Exercise task: Check every line below for the word "object" and copy each one that has it.

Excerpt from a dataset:
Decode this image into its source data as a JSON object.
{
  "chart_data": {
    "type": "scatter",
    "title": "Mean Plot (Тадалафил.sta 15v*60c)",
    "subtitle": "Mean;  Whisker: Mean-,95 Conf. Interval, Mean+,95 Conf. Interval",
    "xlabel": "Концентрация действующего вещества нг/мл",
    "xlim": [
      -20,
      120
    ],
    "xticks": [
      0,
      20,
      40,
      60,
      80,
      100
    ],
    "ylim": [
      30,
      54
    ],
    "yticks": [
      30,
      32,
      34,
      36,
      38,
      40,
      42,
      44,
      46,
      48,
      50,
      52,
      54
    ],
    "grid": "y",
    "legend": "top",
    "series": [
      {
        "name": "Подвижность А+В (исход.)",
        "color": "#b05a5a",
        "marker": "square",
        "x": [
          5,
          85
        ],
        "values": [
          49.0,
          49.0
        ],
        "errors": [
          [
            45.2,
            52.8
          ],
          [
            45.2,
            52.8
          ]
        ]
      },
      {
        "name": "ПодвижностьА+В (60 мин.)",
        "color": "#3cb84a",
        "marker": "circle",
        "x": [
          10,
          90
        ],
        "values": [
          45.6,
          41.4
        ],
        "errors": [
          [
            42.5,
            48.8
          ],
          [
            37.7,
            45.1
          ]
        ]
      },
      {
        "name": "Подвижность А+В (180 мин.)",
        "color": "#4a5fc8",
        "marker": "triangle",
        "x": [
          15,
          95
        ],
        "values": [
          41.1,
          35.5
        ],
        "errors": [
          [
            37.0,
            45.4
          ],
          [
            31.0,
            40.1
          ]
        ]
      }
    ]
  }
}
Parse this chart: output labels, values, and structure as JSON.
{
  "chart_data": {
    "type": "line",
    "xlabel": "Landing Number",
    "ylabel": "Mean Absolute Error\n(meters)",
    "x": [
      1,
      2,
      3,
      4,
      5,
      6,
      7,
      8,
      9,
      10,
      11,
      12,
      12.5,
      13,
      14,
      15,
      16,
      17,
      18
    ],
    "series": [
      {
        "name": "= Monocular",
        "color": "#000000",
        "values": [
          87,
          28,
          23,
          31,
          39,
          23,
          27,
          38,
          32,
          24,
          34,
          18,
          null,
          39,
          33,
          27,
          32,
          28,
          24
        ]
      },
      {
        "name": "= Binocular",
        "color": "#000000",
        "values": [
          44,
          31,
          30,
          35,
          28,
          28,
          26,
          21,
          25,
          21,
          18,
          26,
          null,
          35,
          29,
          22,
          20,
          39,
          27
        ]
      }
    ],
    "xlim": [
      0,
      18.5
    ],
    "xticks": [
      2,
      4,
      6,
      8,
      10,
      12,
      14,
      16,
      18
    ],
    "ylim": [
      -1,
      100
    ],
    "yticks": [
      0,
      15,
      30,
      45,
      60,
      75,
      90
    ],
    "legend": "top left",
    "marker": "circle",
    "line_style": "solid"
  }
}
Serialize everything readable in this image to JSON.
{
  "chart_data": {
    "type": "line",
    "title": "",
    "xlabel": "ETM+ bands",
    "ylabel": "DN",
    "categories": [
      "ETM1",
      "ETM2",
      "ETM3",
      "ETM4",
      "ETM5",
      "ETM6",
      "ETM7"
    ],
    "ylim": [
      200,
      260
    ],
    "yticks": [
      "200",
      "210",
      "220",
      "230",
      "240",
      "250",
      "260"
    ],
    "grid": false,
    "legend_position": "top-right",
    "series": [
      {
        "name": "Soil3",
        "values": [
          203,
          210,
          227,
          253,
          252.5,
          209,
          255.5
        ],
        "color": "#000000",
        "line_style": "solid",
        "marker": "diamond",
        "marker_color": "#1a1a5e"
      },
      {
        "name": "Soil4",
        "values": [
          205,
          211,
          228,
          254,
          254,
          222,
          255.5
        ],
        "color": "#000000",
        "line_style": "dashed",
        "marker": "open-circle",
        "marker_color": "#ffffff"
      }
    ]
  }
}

==

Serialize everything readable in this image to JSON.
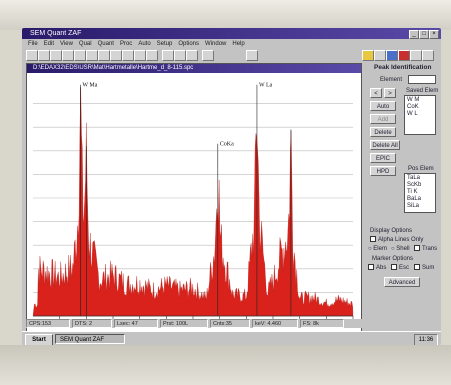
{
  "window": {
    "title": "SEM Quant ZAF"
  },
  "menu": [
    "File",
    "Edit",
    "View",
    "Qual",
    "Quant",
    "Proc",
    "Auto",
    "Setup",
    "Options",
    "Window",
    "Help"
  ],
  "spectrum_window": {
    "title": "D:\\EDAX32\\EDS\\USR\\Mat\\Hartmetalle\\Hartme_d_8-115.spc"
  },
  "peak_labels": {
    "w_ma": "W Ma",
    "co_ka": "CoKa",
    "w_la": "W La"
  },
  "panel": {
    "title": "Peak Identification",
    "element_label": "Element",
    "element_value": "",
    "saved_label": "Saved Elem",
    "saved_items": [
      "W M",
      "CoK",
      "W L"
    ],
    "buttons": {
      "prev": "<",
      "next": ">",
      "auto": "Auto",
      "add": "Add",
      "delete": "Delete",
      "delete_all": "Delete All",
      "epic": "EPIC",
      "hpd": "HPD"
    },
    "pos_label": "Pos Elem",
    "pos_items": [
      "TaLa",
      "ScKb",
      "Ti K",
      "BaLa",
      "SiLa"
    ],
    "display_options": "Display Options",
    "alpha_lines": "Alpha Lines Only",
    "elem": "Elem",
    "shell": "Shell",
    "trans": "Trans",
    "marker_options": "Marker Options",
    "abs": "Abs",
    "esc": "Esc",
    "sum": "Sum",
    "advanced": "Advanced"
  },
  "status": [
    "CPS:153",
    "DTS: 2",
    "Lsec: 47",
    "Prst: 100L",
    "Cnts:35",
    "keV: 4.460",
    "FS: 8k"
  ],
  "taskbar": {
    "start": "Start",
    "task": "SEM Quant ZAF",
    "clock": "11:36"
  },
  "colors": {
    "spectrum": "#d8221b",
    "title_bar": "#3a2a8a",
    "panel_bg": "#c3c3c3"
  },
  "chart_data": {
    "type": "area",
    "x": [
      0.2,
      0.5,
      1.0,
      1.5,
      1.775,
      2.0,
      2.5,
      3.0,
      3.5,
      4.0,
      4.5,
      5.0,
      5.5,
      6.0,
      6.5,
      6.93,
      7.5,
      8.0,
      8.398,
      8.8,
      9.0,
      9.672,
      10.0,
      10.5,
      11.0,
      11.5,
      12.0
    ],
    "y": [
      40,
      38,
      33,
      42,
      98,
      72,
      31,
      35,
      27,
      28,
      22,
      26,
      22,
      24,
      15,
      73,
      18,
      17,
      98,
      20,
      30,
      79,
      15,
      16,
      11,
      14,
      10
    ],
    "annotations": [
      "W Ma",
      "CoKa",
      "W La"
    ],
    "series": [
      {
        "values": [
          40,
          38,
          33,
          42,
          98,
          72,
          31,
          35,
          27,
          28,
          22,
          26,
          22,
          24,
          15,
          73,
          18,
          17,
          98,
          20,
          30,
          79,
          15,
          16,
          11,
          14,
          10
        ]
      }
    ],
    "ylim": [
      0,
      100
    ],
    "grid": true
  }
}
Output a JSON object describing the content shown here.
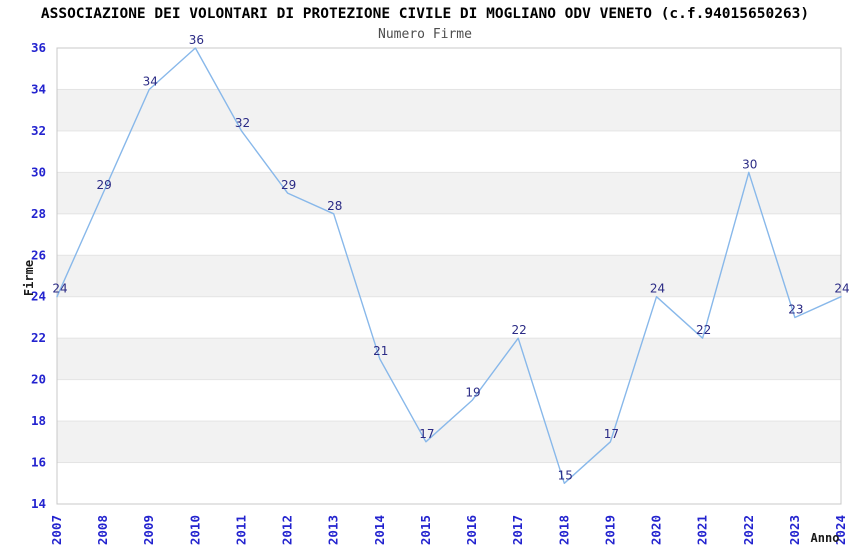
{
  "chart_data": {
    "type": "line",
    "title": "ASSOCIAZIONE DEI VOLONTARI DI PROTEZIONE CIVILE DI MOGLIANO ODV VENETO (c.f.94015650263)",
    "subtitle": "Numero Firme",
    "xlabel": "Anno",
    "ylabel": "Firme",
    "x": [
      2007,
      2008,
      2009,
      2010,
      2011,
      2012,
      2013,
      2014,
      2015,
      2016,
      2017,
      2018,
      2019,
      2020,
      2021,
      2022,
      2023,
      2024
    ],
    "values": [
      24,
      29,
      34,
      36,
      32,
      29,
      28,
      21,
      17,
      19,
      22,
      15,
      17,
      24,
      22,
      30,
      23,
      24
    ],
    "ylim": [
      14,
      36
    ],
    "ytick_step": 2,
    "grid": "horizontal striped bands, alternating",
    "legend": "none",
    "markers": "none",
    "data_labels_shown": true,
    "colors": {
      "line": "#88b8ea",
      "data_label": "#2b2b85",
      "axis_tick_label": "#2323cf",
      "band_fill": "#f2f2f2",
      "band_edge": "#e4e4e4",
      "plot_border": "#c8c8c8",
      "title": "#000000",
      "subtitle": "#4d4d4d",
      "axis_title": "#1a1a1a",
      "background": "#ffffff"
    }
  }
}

Solution to this exercise:
Decode this image into its source data as a JSON object.
Output a JSON object describing the content shown here.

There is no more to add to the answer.